── Data rows ──
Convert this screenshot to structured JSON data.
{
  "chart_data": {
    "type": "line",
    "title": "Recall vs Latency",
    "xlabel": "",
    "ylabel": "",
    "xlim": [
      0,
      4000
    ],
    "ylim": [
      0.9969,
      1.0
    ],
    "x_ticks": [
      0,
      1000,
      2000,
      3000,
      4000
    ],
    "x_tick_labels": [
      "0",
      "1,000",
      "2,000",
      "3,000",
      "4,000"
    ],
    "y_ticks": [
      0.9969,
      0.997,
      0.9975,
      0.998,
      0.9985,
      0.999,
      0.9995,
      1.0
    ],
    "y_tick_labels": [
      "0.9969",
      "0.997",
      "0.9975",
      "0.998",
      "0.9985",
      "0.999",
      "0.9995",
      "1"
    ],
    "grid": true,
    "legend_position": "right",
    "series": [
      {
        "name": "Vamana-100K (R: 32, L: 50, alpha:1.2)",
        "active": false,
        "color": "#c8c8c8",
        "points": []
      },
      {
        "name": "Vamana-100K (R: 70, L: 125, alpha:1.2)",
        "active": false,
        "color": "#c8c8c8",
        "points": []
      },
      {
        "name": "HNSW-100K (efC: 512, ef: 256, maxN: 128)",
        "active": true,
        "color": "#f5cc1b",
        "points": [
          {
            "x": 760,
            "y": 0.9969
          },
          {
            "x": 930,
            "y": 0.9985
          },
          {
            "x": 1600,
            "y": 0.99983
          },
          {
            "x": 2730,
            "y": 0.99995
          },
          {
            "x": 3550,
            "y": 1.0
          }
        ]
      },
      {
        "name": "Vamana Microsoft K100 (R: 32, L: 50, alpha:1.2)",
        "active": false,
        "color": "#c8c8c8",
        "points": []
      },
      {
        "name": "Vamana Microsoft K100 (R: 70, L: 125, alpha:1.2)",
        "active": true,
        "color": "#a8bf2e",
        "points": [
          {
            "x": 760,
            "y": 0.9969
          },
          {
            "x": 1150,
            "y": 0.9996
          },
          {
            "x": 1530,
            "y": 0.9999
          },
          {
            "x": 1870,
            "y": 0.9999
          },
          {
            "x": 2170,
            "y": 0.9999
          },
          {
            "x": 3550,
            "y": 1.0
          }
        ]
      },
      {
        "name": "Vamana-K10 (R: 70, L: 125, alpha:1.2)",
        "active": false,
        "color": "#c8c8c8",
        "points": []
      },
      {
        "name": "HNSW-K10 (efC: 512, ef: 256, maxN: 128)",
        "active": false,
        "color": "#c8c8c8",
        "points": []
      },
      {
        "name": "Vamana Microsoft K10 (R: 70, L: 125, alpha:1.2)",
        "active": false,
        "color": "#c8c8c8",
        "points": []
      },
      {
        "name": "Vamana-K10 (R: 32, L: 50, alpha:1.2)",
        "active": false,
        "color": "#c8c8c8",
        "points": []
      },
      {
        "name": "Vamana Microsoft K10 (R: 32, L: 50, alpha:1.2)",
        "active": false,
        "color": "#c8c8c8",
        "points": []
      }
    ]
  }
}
───
Directions for this task:
Search the entries for the word "alpha", then list each line that holds it.

Output below:
        "name": "Vamana-100K (R: 32, L: 50, alpha:1.2)",
        "name": "Vamana-100K (R: 70, L: 125, alpha:1.2)",
        "name": "Vamana Microsoft K100 (R: 32, L: 50, alpha:1.2)",
        "name": "Vamana Microsoft K100 (R: 70, L: 125, alpha:1.2)",
        "name": "Vamana-K10 (R: 70, L: 125, alpha:1.2)",
        "name": "Vamana Microsoft K10 (R: 70, L: 125, alpha:1.2)",
        "name": "Vamana-K10 (R: 32, L: 50, alpha:1.2)",
        "name": "Vamana Microsoft K10 (R: 32, L: 50, alpha:1.2)",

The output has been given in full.